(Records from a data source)

** Begin **

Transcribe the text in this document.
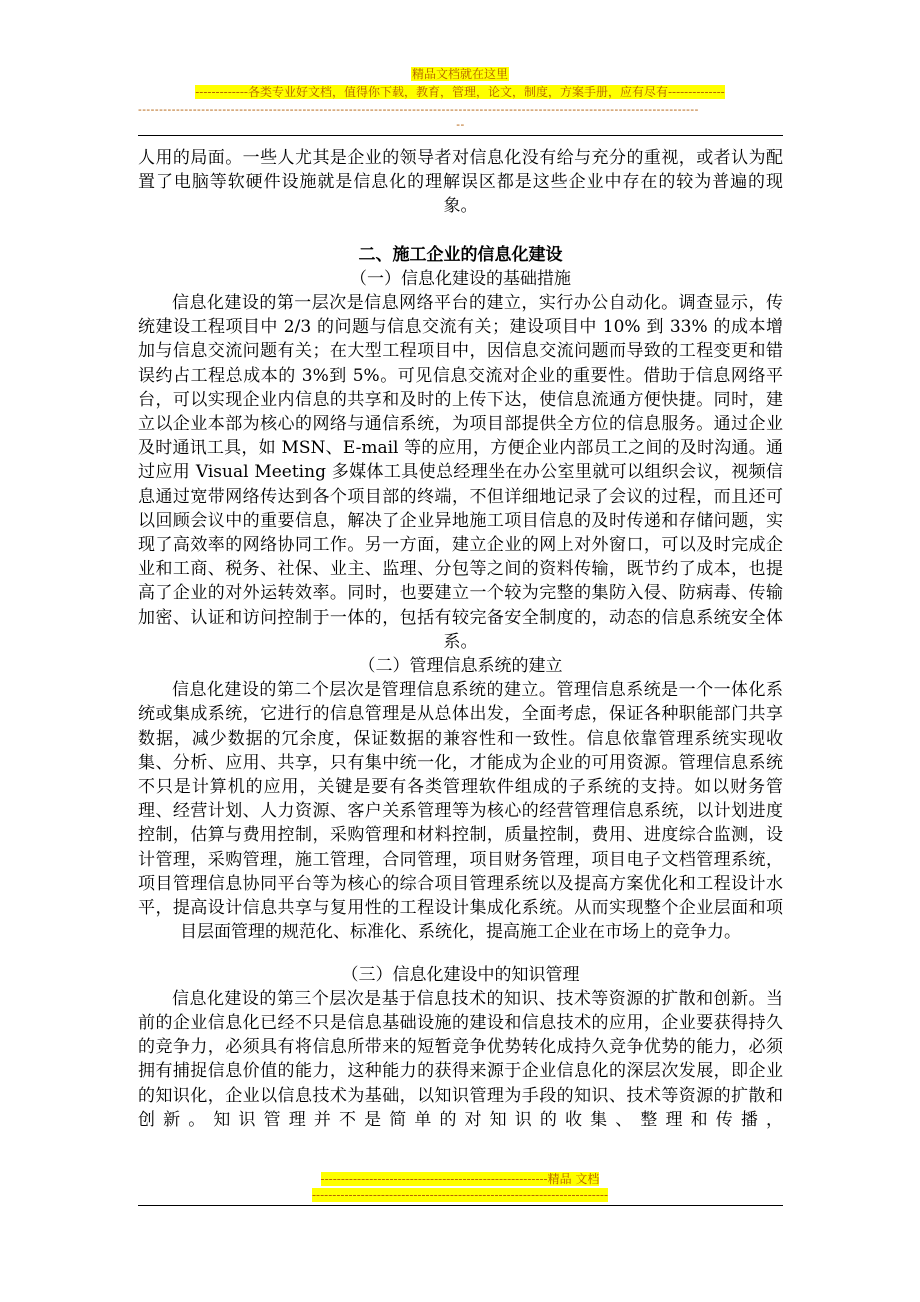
精品文档就在这里
-------------各类专业好文档，值得你下载，教育，管理，论文，制度，方案手册，应有尽有--------------
-------------------------------------------------------------------------------------------------------------------------------------
--

人用的局面。一些人尤其是企业的领导者对信息化没有给与充分的重视，或者认为配置了电脑等软硬件设施就是信息化的理解误区都是这些企业中存在的较为普遍的现象。

二、施工企业的信息化建设

（一）信息化建设的基础措施

信息化建设的第一层次是信息网络平台的建立，实行办公自动化。调查显示，传统建设工程项目中 2/3 的问题与信息交流有关；建设项目中 10% 到 33% 的成本增加与信息交流问题有关；在大型工程项目中，因信息交流问题而导致的工程变更和错误约占工程总成本的 3%到 5%。可见信息交流对企业的重要性。借助于信息网络平台，可以实现企业内信息的共享和及时的上传下达，使信息流通方便快捷。同时，建立以企业本部为核心的网络与通信系统，为项目部提供全方位的信息服务。通过企业及时通讯工具，如 MSN、E-mail 等的应用，方便企业内部员工之间的及时沟通。通过应用 Visual Meeting 多媒体工具使总经理坐在办公室里就可以组织会议，视频信息通过宽带网络传达到各个项目部的终端，不但详细地记录了会议的过程，而且还可以回顾会议中的重要信息，解决了企业异地施工项目信息的及时传递和存储问题，实现了高效率的网络协同工作。另一方面，建立企业的网上对外窗口，可以及时完成企业和工商、税务、社保、业主、监理、分包等之间的资料传输，既节约了成本，也提高了企业的对外运转效率。同时，也要建立一个较为完整的集防入侵、防病毒、传输加密、认证和访问控制于一体的，包括有较完备安全制度的，动态的信息系统安全体系。

（二）管理信息系统的建立

信息化建设的第二个层次是管理信息系统的建立。管理信息系统是一个一体化系统或集成系统，它进行的信息管理是从总体出发，全面考虑，保证各种职能部门共享数据，减少数据的冗余度，保证数据的兼容性和一致性。信息依靠管理系统实现收集、分析、应用、共享，只有集中统一化，才能成为企业的可用资源。管理信息系统不只是计算机的应用，关键是要有各类管理软件组成的子系统的支持。如以财务管理、经营计划、人力资源、客户关系管理等为核心的经营管理信息系统，以计划进度控制，估算与费用控制，采购管理和材料控制，质量控制，费用、进度综合监测，设计管理，采购管理，施工管理，合同管理，项目财务管理，项目电子文档管理系统，项目管理信息协同平台等为核心的综合项目管理系统以及提高方案优化和工程设计水平，提高设计信息共享与复用性的工程设计集成化系统。从而实现整个企业层面和项目层面管理的规范化、标准化、系统化，提高施工企业在市场上的竞争力。

（三）信息化建设中的知识管理

信息化建设的第三个层次是基于信息技术的知识、技术等资源的扩散和创新。当前的企业信息化已经不只是信息基础设施的建设和信息技术的应用，企业要获得持久的竞争力，必须具有将信息所带来的短暂竞争优势转化成持久竞争优势的能力，必须拥有捕捉信息价值的能力，这种能力的获得来源于企业信息化的深层次发展，即企业的知识化，企业以信息技术为基础，以知识管理为手段的知识、技术等资源的扩散和创新。知识管理并不是简单的对知识的收集、整理和传播，

--------------------------------------------------------精品 文档
-------------------------------------------------------------------------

** End **

TASK DETAILS →
Your copy should hold every record word for word and none of the pictures.

CORRECT OUTPUT →
Transcribe the text in this document.
精品文档就在这里
-------------各类专业好文档，值得你下载，教育，管理，论文，制度，方案手册，应有尽有--------------
-------------------------------------------------------------------------------------------------------------------------------------
--

人用的局面。一些人尤其是企业的领导者对信息化没有给与充分的重视，或者认为配置了电脑等软硬件设施就是信息化的理解误区都是这些企业中存在的较为普遍的现象。

二、施工企业的信息化建设

（一）信息化建设的基础措施

信息化建设的第一层次是信息网络平台的建立，实行办公自动化。调查显示，传统建设工程项目中 2/3 的问题与信息交流有关；建设项目中 10% 到 33% 的成本增加与信息交流问题有关；在大型工程项目中，因信息交流问题而导致的工程变更和错误约占工程总成本的 3%到 5%。可见信息交流对企业的重要性。借助于信息网络平台，可以实现企业内信息的共享和及时的上传下达，使信息流通方便快捷。同时，建立以企业本部为核心的网络与通信系统，为项目部提供全方位的信息服务。通过企业及时通讯工具，如 MSN、E-mail 等的应用，方便企业内部员工之间的及时沟通。通过应用 Visual Meeting 多媒体工具使总经理坐在办公室里就可以组织会议，视频信息通过宽带网络传达到各个项目部的终端，不但详细地记录了会议的过程，而且还可以回顾会议中的重要信息，解决了企业异地施工项目信息的及时传递和存储问题，实现了高效率的网络协同工作。另一方面，建立企业的网上对外窗口，可以及时完成企业和工商、税务、社保、业主、监理、分包等之间的资料传输，既节约了成本，也提高了企业的对外运转效率。同时，也要建立一个较为完整的集防入侵、防病毒、传输加密、认证和访问控制于一体的，包括有较完备安全制度的，动态的信息系统安全体系。

（二）管理信息系统的建立

信息化建设的第二个层次是管理信息系统的建立。管理信息系统是一个一体化系统或集成系统，它进行的信息管理是从总体出发，全面考虑，保证各种职能部门共享数据，减少数据的冗余度，保证数据的兼容性和一致性。信息依靠管理系统实现收集、分析、应用、共享，只有集中统一化，才能成为企业的可用资源。管理信息系统不只是计算机的应用，关键是要有各类管理软件组成的子系统的支持。如以财务管理、经营计划、人力资源、客户关系管理等为核心的经营管理信息系统，以计划进度控制，估算与费用控制，采购管理和材料控制，质量控制，费用、进度综合监测，设计管理，采购管理，施工管理，合同管理，项目财务管理，项目电子文档管理系统，项目管理信息协同平台等为核心的综合项目管理系统以及提高方案优化和工程设计水平，提高设计信息共享与复用性的工程设计集成化系统。从而实现整个企业层面和项目层面管理的规范化、标准化、系统化，提高施工企业在市场上的竞争力。

（三）信息化建设中的知识管理

信息化建设的第三个层次是基于信息技术的知识、技术等资源的扩散和创新。当前的企业信息化已经不只是信息基础设施的建设和信息技术的应用，企业要获得持久的竞争力，必须具有将信息所带来的短暂竞争优势转化成持久竞争优势的能力，必须拥有捕捉信息价值的能力，这种能力的获得来源于企业信息化的深层次发展，即企业的知识化，企业以信息技术为基础，以知识管理为手段的知识、技术等资源的扩散和创新。知识管理并不是简单的对知识的收集、整理和传播，

--------------------------------------------------------精品 文档
-------------------------------------------------------------------------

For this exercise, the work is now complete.